*WHAT YOU SHOULD DO*: Reproduce the records below exactly, leaving out any pictures.

*RECORD SET*:
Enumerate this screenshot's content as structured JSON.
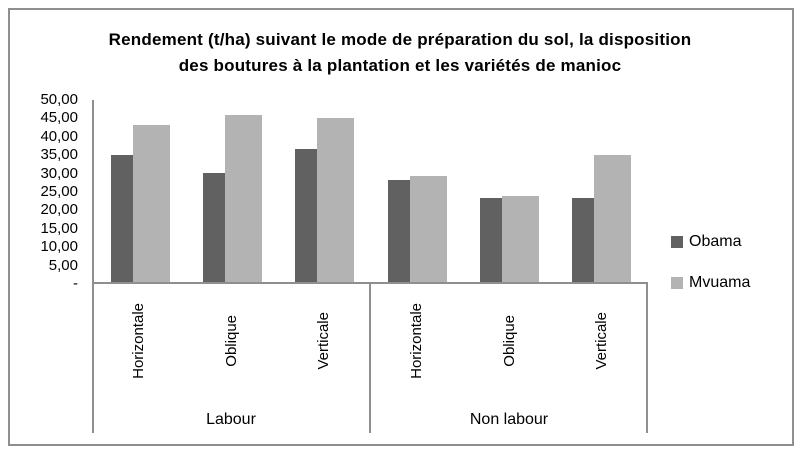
{
  "frame": {
    "border_color": "#8f8f8f"
  },
  "chart_data": {
    "type": "bar",
    "title": "Rendement (t/ha) suivant le mode de préparation du sol, la disposition des boutures à la plantation et les variétés de manioc",
    "title_lines": [
      "Rendement (t/ha) suivant le mode de préparation du sol, la disposition",
      "des boutures à la plantation et les variétés de manioc"
    ],
    "ylabel": "",
    "xlabel": "",
    "ylim": [
      0,
      50
    ],
    "ytick_step": 5,
    "yaxis_labels": [
      "50,00",
      "45,00",
      "40,00",
      "35,00",
      "30,00",
      "25,00",
      "20,00",
      "15,00",
      "10,00",
      "5,00",
      "-"
    ],
    "grid": false,
    "legend_position": "right",
    "groups": [
      {
        "label": "Labour",
        "categories": [
          "Horizontale",
          "Oblique",
          "Verticale"
        ]
      },
      {
        "label": "Non labour",
        "categories": [
          "Horizontale",
          "Oblique",
          "Verticale"
        ]
      }
    ],
    "series": [
      {
        "name": "Obama",
        "color": "#616161",
        "values": [
          35,
          30,
          36.5,
          28,
          23,
          23
        ]
      },
      {
        "name": "Mvuama",
        "color": "#b3b3b3",
        "values": [
          43,
          46,
          45,
          29,
          23.5,
          35
        ]
      }
    ],
    "axis_color": "#8f8f8f"
  }
}
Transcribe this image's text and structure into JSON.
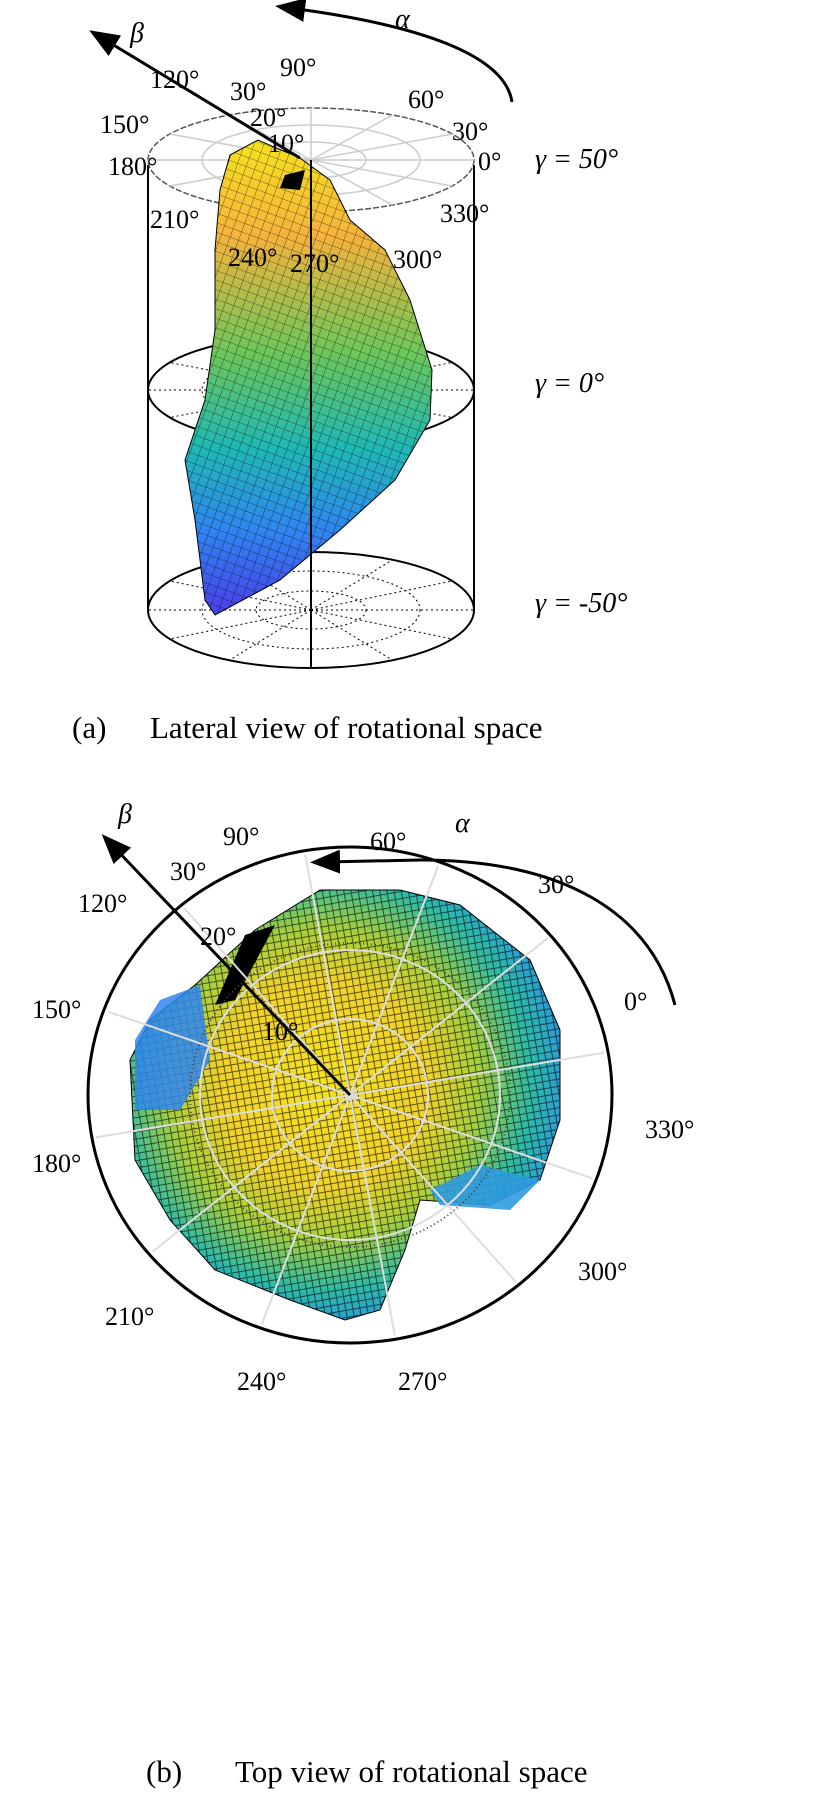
{
  "panel_a": {
    "caption_index": "(a)",
    "caption": "Lateral view of rotational space",
    "alpha_label": "α",
    "beta_label": "β",
    "alpha_ticks": [
      "90°",
      "60°",
      "30°",
      "0°",
      "330°",
      "300°",
      "270°",
      "240°",
      "210°",
      "180°",
      "150°",
      "120°"
    ],
    "beta_ticks": [
      "10°",
      "20°",
      "30°"
    ],
    "gamma_levels": [
      "γ  = 50°",
      "γ  = 0°",
      "γ  = -50°"
    ]
  },
  "panel_b": {
    "caption_index": "(b)",
    "caption": "Top view of rotational space",
    "alpha_label": "α",
    "beta_label": "β",
    "alpha_ticks": [
      "90°",
      "60°",
      "30°",
      "0°",
      "330°",
      "300°",
      "270°",
      "240°",
      "210°",
      "180°",
      "150°",
      "120°"
    ],
    "beta_ticks": [
      "10°",
      "20°",
      "30°"
    ]
  },
  "colors": {
    "yellow": "#f5e21f",
    "orange": "#f6b33c",
    "green": "#5fc162",
    "teal": "#1fb8b4",
    "blue": "#2f86f0",
    "indigo": "#4a3ee8"
  }
}
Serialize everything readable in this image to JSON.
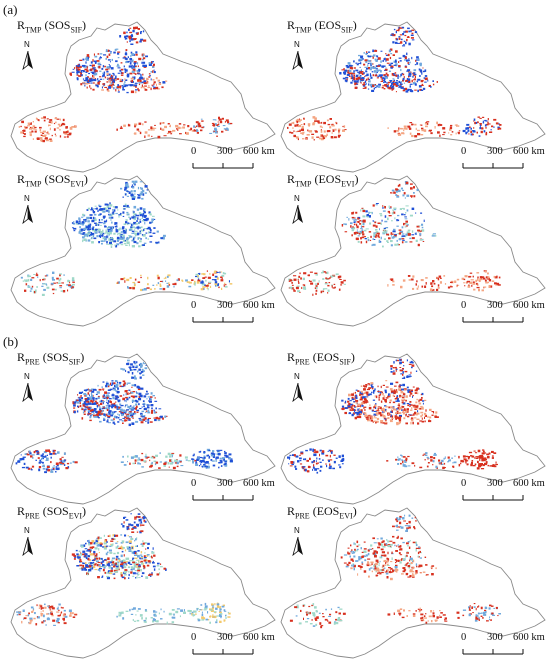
{
  "parts": [
    {
      "label": "(a)",
      "panels": [
        {
          "var": "R",
          "var_sub": "TMP",
          "metric": "SOS",
          "metric_sub": "SIF",
          "mode": "tmp_sos_sif"
        },
        {
          "var": "R",
          "var_sub": "TMP",
          "metric": "EOS",
          "metric_sub": "SIF",
          "mode": "tmp_eos_sif"
        },
        {
          "var": "R",
          "var_sub": "TMP",
          "metric": "SOS",
          "metric_sub": "EVI",
          "mode": "tmp_sos_evi"
        },
        {
          "var": "R",
          "var_sub": "TMP",
          "metric": "EOS",
          "metric_sub": "EVI",
          "mode": "tmp_eos_evi"
        }
      ]
    },
    {
      "label": "(b)",
      "panels": [
        {
          "var": "R",
          "var_sub": "PRE",
          "metric": "SOS",
          "metric_sub": "SIF",
          "mode": "pre_sos_sif"
        },
        {
          "var": "R",
          "var_sub": "PRE",
          "metric": "EOS",
          "metric_sub": "SIF",
          "mode": "pre_eos_sif"
        },
        {
          "var": "R",
          "var_sub": "PRE",
          "metric": "SOS",
          "metric_sub": "EVI",
          "mode": "pre_sos_evi"
        },
        {
          "var": "R",
          "var_sub": "PRE",
          "metric": "EOS",
          "metric_sub": "EVI",
          "mode": "pre_eos_evi"
        }
      ]
    }
  ],
  "north_label": "N",
  "scale_bar": {
    "ticks": [
      "0",
      "300",
      "600 km"
    ]
  },
  "colors": {
    "outline": "#8a8a8a",
    "positive_strong": "#d7301f",
    "positive_weak": "#f4a582",
    "negative_strong": "#1f4fd6",
    "negative_weak": "#6fa8dc",
    "near_zero": "#9fd8c8",
    "mid": "#f3c96b"
  }
}
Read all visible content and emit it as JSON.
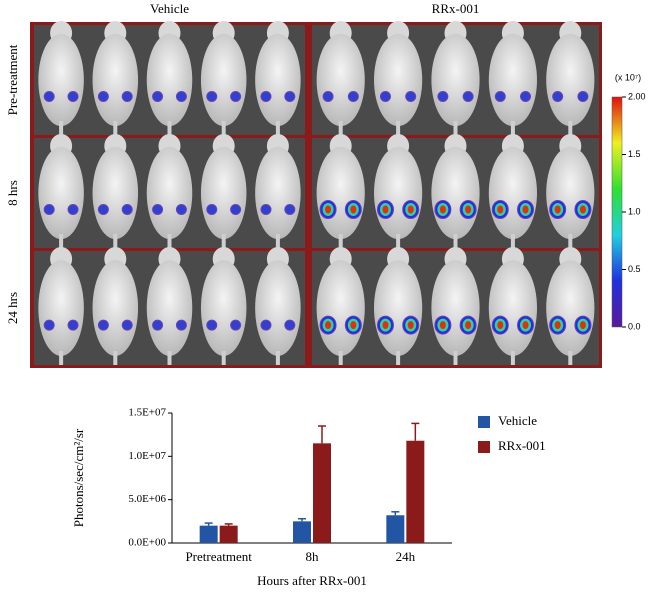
{
  "panel": {
    "columns": [
      "Vehicle",
      "RRx-001"
    ],
    "rows": [
      "Pre-treatment",
      "8 hrs",
      "24 hrs"
    ],
    "colorbar": {
      "unit": "(x 10⁷)",
      "lim": [
        0,
        2
      ],
      "ticks": [
        {
          "value": 2,
          "label": "2.00"
        },
        {
          "value": 1.5,
          "label": "1.5"
        },
        {
          "value": 1,
          "label": "1.0"
        },
        {
          "value": 0.5,
          "label": "0.5"
        },
        {
          "value": 0,
          "label": "0.0"
        }
      ]
    }
  },
  "chart_data": {
    "type": "bar",
    "ylabel": "Photons/sec/cm²/sr",
    "xlabel": "Hours after RRx-001",
    "categories": [
      "Pretreatment",
      "8h",
      "24h"
    ],
    "series": [
      {
        "name": "Vehicle",
        "color": "#2255a4",
        "values": [
          2000000,
          2500000,
          3200000
        ],
        "errors": [
          300000,
          300000,
          400000
        ]
      },
      {
        "name": "RRx-001",
        "color": "#8b1a1a",
        "values": [
          2000000,
          11500000,
          11800000
        ],
        "errors": [
          200000,
          2000000,
          2000000
        ]
      }
    ],
    "ylim": [
      0,
      15000000
    ],
    "yticks": [
      {
        "value": 0,
        "label": "0.0E+00"
      },
      {
        "value": 5000000,
        "label": "5.0E+06"
      },
      {
        "value": 10000000,
        "label": "1.0E+07"
      },
      {
        "value": 15000000,
        "label": "1.5E+07"
      }
    ],
    "legend": "right"
  }
}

*WRITTEN SOLUTION*:
Enumerate this screenshot's content as structured JSON.
{
  "frame": {
    "border_color": "#8f8f8f"
  },
  "chart_data": {
    "type": "bar",
    "title": "Rendement (t/ha) suivant le mode de préparation du sol, la disposition des boutures à la plantation et les variétés de manioc",
    "title_lines": [
      "Rendement (t/ha) suivant le mode de préparation du sol, la disposition",
      "des boutures à la plantation et les variétés de manioc"
    ],
    "ylabel": "",
    "xlabel": "",
    "ylim": [
      0,
      50
    ],
    "ytick_step": 5,
    "yaxis_labels": [
      "50,00",
      "45,00",
      "40,00",
      "35,00",
      "30,00",
      "25,00",
      "20,00",
      "15,00",
      "10,00",
      "5,00",
      "-"
    ],
    "grid": false,
    "legend_position": "right",
    "groups": [
      {
        "label": "Labour",
        "categories": [
          "Horizontale",
          "Oblique",
          "Verticale"
        ]
      },
      {
        "label": "Non labour",
        "categories": [
          "Horizontale",
          "Oblique",
          "Verticale"
        ]
      }
    ],
    "series": [
      {
        "name": "Obama",
        "color": "#616161",
        "values": [
          35,
          30,
          36.5,
          28,
          23,
          23
        ]
      },
      {
        "name": "Mvuama",
        "color": "#b3b3b3",
        "values": [
          43,
          46,
          45,
          29,
          23.5,
          35
        ]
      }
    ],
    "axis_color": "#8f8f8f"
  }
}
Transcribe this image's text and structure into JSON.
{
  "panel_a": {
    "caption_index": "(a)",
    "caption": "Lateral view of rotational space",
    "alpha_label": "α",
    "beta_label": "β",
    "alpha_ticks": [
      "90°",
      "60°",
      "30°",
      "0°",
      "330°",
      "300°",
      "270°",
      "240°",
      "210°",
      "180°",
      "150°",
      "120°"
    ],
    "beta_ticks": [
      "10°",
      "20°",
      "30°"
    ],
    "gamma_levels": [
      "γ  = 50°",
      "γ  = 0°",
      "γ  = -50°"
    ]
  },
  "panel_b": {
    "caption_index": "(b)",
    "caption": "Top view of rotational space",
    "alpha_label": "α",
    "beta_label": "β",
    "alpha_ticks": [
      "90°",
      "60°",
      "30°",
      "0°",
      "330°",
      "300°",
      "270°",
      "240°",
      "210°",
      "180°",
      "150°",
      "120°"
    ],
    "beta_ticks": [
      "10°",
      "20°",
      "30°"
    ]
  },
  "colors": {
    "yellow": "#f5e21f",
    "orange": "#f6b33c",
    "green": "#5fc162",
    "teal": "#1fb8b4",
    "blue": "#2f86f0",
    "indigo": "#4a3ee8"
  }
}
Serialize everything readable in this image to JSON.
{
  "parts": [
    {
      "label": "(a)",
      "panels": [
        {
          "var": "R",
          "var_sub": "TMP",
          "metric": "SOS",
          "metric_sub": "SIF",
          "mode": "tmp_sos_sif"
        },
        {
          "var": "R",
          "var_sub": "TMP",
          "metric": "EOS",
          "metric_sub": "SIF",
          "mode": "tmp_eos_sif"
        },
        {
          "var": "R",
          "var_sub": "TMP",
          "metric": "SOS",
          "metric_sub": "EVI",
          "mode": "tmp_sos_evi"
        },
        {
          "var": "R",
          "var_sub": "TMP",
          "metric": "EOS",
          "metric_sub": "EVI",
          "mode": "tmp_eos_evi"
        }
      ]
    },
    {
      "label": "(b)",
      "panels": [
        {
          "var": "R",
          "var_sub": "PRE",
          "metric": "SOS",
          "metric_sub": "SIF",
          "mode": "pre_sos_sif"
        },
        {
          "var": "R",
          "var_sub": "PRE",
          "metric": "EOS",
          "metric_sub": "SIF",
          "mode": "pre_eos_sif"
        },
        {
          "var": "R",
          "var_sub": "PRE",
          "metric": "SOS",
          "metric_sub": "EVI",
          "mode": "pre_sos_evi"
        },
        {
          "var": "R",
          "var_sub": "PRE",
          "metric": "EOS",
          "metric_sub": "EVI",
          "mode": "pre_eos_evi"
        }
      ]
    }
  ],
  "north_label": "N",
  "scale_bar": {
    "ticks": [
      "0",
      "300",
      "600 km"
    ]
  },
  "colors": {
    "outline": "#8a8a8a",
    "positive_strong": "#d7301f",
    "positive_weak": "#f4a582",
    "negative_strong": "#1f4fd6",
    "negative_weak": "#6fa8dc",
    "near_zero": "#9fd8c8",
    "mid": "#f3c96b"
  }
}
Read all visible content and emit it as JSON.
{
  "panel": {
    "columns": [
      "Vehicle",
      "RRx-001"
    ],
    "rows": [
      "Pre-treatment",
      "8 hrs",
      "24 hrs"
    ],
    "colorbar": {
      "unit": "(x 10⁷)",
      "lim": [
        0,
        2
      ],
      "ticks": [
        {
          "value": 2,
          "label": "2.00"
        },
        {
          "value": 1.5,
          "label": "1.5"
        },
        {
          "value": 1,
          "label": "1.0"
        },
        {
          "value": 0.5,
          "label": "0.5"
        },
        {
          "value": 0,
          "label": "0.0"
        }
      ]
    }
  },
  "chart_data": {
    "type": "bar",
    "ylabel": "Photons/sec/cm²/sr",
    "xlabel": "Hours after RRx-001",
    "categories": [
      "Pretreatment",
      "8h",
      "24h"
    ],
    "series": [
      {
        "name": "Vehicle",
        "color": "#2255a4",
        "values": [
          2000000,
          2500000,
          3200000
        ],
        "errors": [
          300000,
          300000,
          400000
        ]
      },
      {
        "name": "RRx-001",
        "color": "#8b1a1a",
        "values": [
          2000000,
          11500000,
          11800000
        ],
        "errors": [
          200000,
          2000000,
          2000000
        ]
      }
    ],
    "ylim": [
      0,
      15000000
    ],
    "yticks": [
      {
        "value": 0,
        "label": "0.0E+00"
      },
      {
        "value": 5000000,
        "label": "5.0E+06"
      },
      {
        "value": 10000000,
        "label": "1.0E+07"
      },
      {
        "value": 15000000,
        "label": "1.5E+07"
      }
    ],
    "legend": "right"
  }
}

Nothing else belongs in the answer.